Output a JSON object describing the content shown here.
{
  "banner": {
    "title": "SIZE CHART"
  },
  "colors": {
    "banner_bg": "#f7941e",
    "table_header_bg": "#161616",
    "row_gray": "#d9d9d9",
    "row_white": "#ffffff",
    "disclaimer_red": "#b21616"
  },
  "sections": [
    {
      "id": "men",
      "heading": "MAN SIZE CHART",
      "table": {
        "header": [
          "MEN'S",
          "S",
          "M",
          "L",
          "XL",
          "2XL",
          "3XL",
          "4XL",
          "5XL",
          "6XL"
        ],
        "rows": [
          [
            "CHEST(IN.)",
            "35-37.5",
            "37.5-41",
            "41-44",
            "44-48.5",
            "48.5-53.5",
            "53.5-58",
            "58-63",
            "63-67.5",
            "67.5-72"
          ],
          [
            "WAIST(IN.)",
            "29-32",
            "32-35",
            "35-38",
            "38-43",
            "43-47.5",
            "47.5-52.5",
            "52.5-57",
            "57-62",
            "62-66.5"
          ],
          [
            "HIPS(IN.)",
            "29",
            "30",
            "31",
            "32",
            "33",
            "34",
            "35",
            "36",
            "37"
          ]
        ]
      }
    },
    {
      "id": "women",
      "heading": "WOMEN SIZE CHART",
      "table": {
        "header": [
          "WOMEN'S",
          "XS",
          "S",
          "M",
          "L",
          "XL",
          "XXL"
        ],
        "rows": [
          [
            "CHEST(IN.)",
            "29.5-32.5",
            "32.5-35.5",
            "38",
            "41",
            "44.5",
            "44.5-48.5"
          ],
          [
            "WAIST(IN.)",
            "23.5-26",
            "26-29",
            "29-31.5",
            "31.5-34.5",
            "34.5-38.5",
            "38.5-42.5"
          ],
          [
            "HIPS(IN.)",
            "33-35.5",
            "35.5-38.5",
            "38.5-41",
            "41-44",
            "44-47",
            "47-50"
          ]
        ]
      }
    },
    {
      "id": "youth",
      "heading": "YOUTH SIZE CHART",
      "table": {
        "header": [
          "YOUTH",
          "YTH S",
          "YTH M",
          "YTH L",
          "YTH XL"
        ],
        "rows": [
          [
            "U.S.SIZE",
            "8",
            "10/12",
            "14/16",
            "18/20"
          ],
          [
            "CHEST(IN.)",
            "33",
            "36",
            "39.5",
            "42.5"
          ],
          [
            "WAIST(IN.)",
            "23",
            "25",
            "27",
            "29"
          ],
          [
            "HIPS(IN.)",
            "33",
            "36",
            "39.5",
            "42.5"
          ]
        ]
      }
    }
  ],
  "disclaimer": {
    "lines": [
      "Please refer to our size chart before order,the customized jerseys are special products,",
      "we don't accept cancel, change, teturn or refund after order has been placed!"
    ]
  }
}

SHORT EXERCISE. Count each line above in which the string "order" appears, then state only the total.

RESULT OF THIS TASK. 2